◆ Items listed in a dataset
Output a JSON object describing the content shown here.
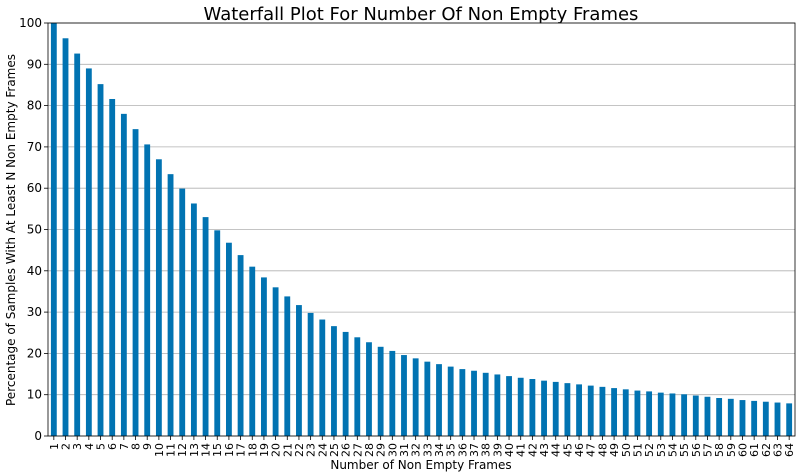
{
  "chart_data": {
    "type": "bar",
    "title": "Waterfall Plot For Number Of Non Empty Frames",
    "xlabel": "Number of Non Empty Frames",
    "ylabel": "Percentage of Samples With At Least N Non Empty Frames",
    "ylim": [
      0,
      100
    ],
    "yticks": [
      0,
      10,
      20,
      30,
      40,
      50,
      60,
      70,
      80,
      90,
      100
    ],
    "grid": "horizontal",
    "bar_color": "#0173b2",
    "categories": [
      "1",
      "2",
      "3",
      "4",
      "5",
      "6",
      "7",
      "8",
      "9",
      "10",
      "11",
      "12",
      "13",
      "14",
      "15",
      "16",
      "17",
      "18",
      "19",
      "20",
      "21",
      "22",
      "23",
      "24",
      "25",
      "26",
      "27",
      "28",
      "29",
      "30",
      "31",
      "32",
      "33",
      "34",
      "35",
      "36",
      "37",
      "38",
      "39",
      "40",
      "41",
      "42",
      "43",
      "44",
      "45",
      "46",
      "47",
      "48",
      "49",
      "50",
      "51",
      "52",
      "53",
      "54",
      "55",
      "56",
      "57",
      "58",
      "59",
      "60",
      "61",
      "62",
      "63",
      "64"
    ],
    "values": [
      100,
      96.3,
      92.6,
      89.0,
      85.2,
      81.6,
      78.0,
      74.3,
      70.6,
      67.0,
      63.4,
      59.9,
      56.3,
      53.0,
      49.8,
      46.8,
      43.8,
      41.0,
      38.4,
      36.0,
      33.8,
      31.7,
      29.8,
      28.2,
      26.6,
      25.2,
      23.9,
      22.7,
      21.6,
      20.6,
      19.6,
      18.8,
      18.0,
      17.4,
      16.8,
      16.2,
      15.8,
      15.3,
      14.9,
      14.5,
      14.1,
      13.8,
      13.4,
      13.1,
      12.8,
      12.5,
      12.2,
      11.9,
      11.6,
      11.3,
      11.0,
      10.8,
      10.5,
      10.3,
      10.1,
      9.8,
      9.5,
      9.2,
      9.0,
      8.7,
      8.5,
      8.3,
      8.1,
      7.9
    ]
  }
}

◆ INSTRUCTIONS FOR THE TASK
Write the listing out a second time exactly, dropping all images.

◆ RESPONSE BELOW
Output a JSON object describing the content shown here.
{
  "chart_data": {
    "type": "bar",
    "title": "Waterfall Plot For Number Of Non Empty Frames",
    "xlabel": "Number of Non Empty Frames",
    "ylabel": "Percentage of Samples With At Least N Non Empty Frames",
    "ylim": [
      0,
      100
    ],
    "yticks": [
      0,
      10,
      20,
      30,
      40,
      50,
      60,
      70,
      80,
      90,
      100
    ],
    "grid": "horizontal",
    "bar_color": "#0173b2",
    "categories": [
      "1",
      "2",
      "3",
      "4",
      "5",
      "6",
      "7",
      "8",
      "9",
      "10",
      "11",
      "12",
      "13",
      "14",
      "15",
      "16",
      "17",
      "18",
      "19",
      "20",
      "21",
      "22",
      "23",
      "24",
      "25",
      "26",
      "27",
      "28",
      "29",
      "30",
      "31",
      "32",
      "33",
      "34",
      "35",
      "36",
      "37",
      "38",
      "39",
      "40",
      "41",
      "42",
      "43",
      "44",
      "45",
      "46",
      "47",
      "48",
      "49",
      "50",
      "51",
      "52",
      "53",
      "54",
      "55",
      "56",
      "57",
      "58",
      "59",
      "60",
      "61",
      "62",
      "63",
      "64"
    ],
    "values": [
      100,
      96.3,
      92.6,
      89.0,
      85.2,
      81.6,
      78.0,
      74.3,
      70.6,
      67.0,
      63.4,
      59.9,
      56.3,
      53.0,
      49.8,
      46.8,
      43.8,
      41.0,
      38.4,
      36.0,
      33.8,
      31.7,
      29.8,
      28.2,
      26.6,
      25.2,
      23.9,
      22.7,
      21.6,
      20.6,
      19.6,
      18.8,
      18.0,
      17.4,
      16.8,
      16.2,
      15.8,
      15.3,
      14.9,
      14.5,
      14.1,
      13.8,
      13.4,
      13.1,
      12.8,
      12.5,
      12.2,
      11.9,
      11.6,
      11.3,
      11.0,
      10.8,
      10.5,
      10.3,
      10.1,
      9.8,
      9.5,
      9.2,
      9.0,
      8.7,
      8.5,
      8.3,
      8.1,
      7.9
    ]
  }
}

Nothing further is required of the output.